Figure collection entries:
------------
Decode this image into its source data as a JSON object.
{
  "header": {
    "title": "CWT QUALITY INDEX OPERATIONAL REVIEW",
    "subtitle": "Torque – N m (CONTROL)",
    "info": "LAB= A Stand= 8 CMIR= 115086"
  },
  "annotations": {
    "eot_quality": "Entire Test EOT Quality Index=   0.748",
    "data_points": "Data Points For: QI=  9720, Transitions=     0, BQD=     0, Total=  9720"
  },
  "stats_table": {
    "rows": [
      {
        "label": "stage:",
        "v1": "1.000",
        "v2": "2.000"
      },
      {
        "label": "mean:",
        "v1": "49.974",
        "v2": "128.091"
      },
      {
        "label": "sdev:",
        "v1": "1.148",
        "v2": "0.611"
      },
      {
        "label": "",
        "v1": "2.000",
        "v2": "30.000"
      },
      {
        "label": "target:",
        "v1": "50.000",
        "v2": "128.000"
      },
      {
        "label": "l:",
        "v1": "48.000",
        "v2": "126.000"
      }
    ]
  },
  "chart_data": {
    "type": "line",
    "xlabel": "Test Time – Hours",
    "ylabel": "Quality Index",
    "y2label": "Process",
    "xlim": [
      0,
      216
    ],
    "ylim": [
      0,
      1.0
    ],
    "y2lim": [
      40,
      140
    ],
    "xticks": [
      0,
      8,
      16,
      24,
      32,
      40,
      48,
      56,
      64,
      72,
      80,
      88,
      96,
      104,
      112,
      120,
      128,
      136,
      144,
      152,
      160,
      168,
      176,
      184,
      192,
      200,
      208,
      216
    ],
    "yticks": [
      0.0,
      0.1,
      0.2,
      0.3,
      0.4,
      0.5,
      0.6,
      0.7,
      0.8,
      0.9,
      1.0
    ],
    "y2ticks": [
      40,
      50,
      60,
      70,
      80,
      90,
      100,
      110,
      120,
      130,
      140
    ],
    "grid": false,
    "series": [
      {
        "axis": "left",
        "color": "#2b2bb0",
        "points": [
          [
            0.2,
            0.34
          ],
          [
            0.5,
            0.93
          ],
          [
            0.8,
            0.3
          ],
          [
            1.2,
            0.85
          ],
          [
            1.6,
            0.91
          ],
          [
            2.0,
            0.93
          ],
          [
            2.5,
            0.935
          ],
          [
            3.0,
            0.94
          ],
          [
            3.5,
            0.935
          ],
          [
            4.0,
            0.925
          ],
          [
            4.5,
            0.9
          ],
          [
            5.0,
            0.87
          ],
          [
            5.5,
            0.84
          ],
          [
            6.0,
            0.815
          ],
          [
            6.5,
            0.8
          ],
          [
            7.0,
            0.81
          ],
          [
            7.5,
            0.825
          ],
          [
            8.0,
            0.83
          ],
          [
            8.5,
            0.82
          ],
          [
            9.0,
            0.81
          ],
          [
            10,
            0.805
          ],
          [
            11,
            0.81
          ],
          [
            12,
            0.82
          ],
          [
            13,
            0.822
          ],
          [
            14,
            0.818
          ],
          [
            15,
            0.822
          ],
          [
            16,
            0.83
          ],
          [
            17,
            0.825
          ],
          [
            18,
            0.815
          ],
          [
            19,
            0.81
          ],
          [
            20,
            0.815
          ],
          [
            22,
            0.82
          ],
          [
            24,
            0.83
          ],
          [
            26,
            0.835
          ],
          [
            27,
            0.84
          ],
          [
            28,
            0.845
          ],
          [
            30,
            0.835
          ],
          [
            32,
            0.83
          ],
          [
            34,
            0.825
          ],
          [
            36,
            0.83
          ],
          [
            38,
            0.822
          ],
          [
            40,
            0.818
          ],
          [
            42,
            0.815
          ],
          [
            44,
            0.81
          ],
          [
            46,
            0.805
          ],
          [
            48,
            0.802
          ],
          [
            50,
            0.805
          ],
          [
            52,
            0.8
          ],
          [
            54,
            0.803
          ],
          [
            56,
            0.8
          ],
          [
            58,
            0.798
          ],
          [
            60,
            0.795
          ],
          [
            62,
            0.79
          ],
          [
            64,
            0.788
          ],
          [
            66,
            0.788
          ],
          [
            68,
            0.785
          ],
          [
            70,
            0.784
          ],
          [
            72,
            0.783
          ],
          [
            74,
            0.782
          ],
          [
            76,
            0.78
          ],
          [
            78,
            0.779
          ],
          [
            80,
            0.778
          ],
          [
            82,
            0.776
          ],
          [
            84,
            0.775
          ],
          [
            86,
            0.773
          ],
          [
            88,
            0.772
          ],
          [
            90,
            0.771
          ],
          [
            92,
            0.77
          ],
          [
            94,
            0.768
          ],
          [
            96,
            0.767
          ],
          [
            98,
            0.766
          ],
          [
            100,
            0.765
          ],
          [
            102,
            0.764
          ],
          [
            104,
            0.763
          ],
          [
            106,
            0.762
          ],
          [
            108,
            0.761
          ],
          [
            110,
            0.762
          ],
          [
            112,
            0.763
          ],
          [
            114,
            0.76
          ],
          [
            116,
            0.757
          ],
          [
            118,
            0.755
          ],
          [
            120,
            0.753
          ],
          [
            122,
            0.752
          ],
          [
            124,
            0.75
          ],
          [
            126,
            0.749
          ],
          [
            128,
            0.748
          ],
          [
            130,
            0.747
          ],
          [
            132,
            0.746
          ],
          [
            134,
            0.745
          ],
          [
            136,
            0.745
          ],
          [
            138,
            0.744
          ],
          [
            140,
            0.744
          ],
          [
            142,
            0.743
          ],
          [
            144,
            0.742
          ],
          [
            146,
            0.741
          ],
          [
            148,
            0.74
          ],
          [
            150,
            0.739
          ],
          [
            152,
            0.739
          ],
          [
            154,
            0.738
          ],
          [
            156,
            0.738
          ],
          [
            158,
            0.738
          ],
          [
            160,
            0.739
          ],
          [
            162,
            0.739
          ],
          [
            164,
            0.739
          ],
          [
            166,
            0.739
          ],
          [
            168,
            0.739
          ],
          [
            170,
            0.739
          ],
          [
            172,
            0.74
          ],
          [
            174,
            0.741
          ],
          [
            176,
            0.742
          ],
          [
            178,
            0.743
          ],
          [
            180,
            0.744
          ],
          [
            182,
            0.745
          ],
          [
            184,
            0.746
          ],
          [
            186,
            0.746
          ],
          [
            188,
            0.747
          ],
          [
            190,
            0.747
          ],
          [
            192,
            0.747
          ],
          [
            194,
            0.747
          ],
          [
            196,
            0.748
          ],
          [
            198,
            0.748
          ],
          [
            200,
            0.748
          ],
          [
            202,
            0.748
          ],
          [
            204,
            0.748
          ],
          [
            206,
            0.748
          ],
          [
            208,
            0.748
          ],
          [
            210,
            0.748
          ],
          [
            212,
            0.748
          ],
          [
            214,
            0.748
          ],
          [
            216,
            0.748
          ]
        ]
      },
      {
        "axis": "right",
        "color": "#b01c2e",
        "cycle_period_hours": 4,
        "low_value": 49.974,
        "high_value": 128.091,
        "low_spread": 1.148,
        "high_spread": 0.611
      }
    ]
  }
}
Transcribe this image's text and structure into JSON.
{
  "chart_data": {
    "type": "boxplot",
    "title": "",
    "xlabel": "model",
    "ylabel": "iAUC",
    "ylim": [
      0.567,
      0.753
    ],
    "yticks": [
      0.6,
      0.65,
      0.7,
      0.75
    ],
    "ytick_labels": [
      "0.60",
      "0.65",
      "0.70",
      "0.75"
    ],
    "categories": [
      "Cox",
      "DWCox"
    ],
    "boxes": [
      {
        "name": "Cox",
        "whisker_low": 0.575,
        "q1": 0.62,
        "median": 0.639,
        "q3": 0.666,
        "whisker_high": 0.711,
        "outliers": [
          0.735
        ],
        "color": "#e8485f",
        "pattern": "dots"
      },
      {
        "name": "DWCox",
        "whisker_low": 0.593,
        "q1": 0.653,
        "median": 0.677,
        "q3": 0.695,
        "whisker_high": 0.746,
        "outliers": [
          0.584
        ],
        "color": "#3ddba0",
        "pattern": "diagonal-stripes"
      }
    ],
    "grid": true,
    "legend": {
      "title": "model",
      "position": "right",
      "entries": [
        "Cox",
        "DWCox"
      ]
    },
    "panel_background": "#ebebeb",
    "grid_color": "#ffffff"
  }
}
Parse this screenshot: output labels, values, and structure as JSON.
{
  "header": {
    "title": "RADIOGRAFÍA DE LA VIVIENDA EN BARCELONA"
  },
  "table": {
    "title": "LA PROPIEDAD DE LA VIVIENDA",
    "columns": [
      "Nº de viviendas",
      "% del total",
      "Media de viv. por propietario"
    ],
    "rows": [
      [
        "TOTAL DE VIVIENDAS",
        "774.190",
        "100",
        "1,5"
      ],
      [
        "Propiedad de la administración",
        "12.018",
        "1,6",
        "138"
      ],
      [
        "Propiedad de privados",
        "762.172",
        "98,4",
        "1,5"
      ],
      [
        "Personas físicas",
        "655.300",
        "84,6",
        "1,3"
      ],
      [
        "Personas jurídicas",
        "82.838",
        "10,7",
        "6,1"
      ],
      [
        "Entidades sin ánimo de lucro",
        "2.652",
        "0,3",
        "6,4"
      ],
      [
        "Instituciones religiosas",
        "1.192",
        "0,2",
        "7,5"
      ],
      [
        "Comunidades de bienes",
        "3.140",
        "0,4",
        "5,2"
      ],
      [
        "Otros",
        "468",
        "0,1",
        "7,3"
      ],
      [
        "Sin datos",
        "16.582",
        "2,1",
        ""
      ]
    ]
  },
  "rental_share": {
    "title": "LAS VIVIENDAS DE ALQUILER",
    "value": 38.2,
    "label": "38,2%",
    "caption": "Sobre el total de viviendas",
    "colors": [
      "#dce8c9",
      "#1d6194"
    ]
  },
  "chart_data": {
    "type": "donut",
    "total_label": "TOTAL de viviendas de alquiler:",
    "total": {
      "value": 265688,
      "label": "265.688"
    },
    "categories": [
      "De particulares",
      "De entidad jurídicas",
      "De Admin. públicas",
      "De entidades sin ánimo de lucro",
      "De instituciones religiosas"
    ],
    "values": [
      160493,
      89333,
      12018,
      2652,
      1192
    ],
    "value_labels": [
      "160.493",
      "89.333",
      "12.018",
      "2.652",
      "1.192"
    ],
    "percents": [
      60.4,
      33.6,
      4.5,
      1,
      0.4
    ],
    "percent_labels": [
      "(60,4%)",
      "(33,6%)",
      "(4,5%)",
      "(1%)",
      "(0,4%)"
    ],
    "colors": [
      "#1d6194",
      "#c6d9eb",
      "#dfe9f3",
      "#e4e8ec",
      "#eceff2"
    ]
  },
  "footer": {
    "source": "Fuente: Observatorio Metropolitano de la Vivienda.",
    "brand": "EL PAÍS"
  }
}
------------
Extract each line from the listing that holds the word "religiosas".

• [Exercise response]:
        "Instituciones religiosas",
      "De instituciones religiosas"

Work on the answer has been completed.